## Task requirements
Identify the lines that contain the string "adding", then copy each of them.

## Raw data
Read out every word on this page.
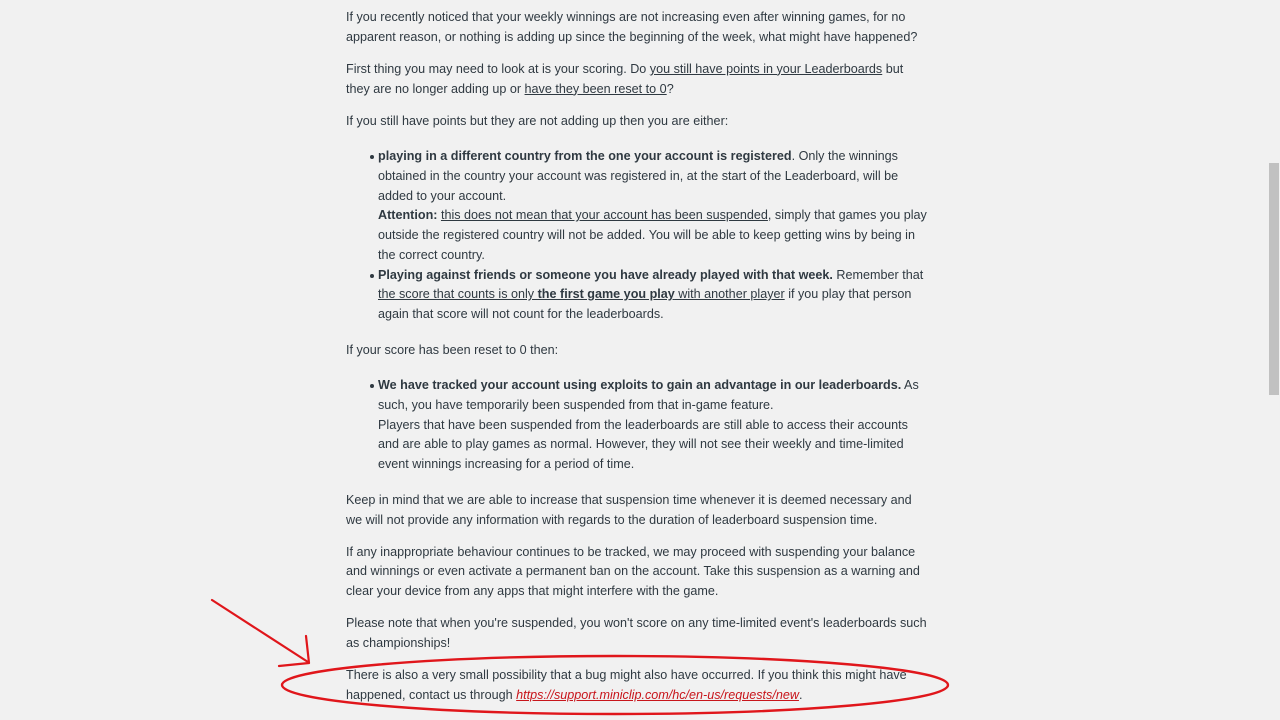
If you recently noticed that your weekly winnings are not increasing even after winning games, for no apparent reason, or nothing is adding up since the beginning of the week, what might have happened?

First thing you may need to look at is your scoring. Do you still have points in your Leaderboards but they are no longer adding up or have they been reset to 0?

If you still have points but they are not adding up then you are either:

playing in a different country from the one your account is registered. Only the winnings obtained in the country your account was registered in, at the start of the Leaderboard, will be added to your account.
Attention: this does not mean that your account has been suspended, simply that games you play outside the registered country will not be added. You will be able to keep getting wins by being in the correct country.
Playing against friends or someone you have already played with that week. Remember that the score that counts is only the first game you play with another player if you play that person again that score will not count for the leaderboards.

If your score has been reset to 0 then:

We have tracked your account using exploits to gain an advantage in our leaderboards. As such, you have temporarily been suspended from that in-game feature.
Players that have been suspended from the leaderboards are still able to access their accounts and are able to play games as normal. However, they will not see their weekly and time-limited event winnings increasing for a period of time.

Keep in mind that we are able to increase that suspension time whenever it is deemed necessary and we will not provide any information with regards to the duration of leaderboard suspension time.

If any inappropriate behaviour continues to be tracked, we may proceed with suspending your balance and winnings or even activate a permanent ban on the account. Take this suspension as a warning and clear your device from any apps that might interfere with the game.

Please note that when you're suspended, you won't score on any time-limited event's leaderboards such as championships!

There is also a very small possibility that a bug might also have occurred. If you think this might have happened, contact us through https://support.miniclip.com/hc/en-us/requests/new.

## Solution to this exercise
If you recently noticed that your weekly winnings are not increasing even after winning games, for no apparent reason, or nothing is adding up since the beginning of the week, what might have happened?
First thing you may need to look at is your scoring. Do you still have points in your Leaderboards but they are no longer adding up or have they been reset to 0?
If you still have points but they are not adding up then you are either:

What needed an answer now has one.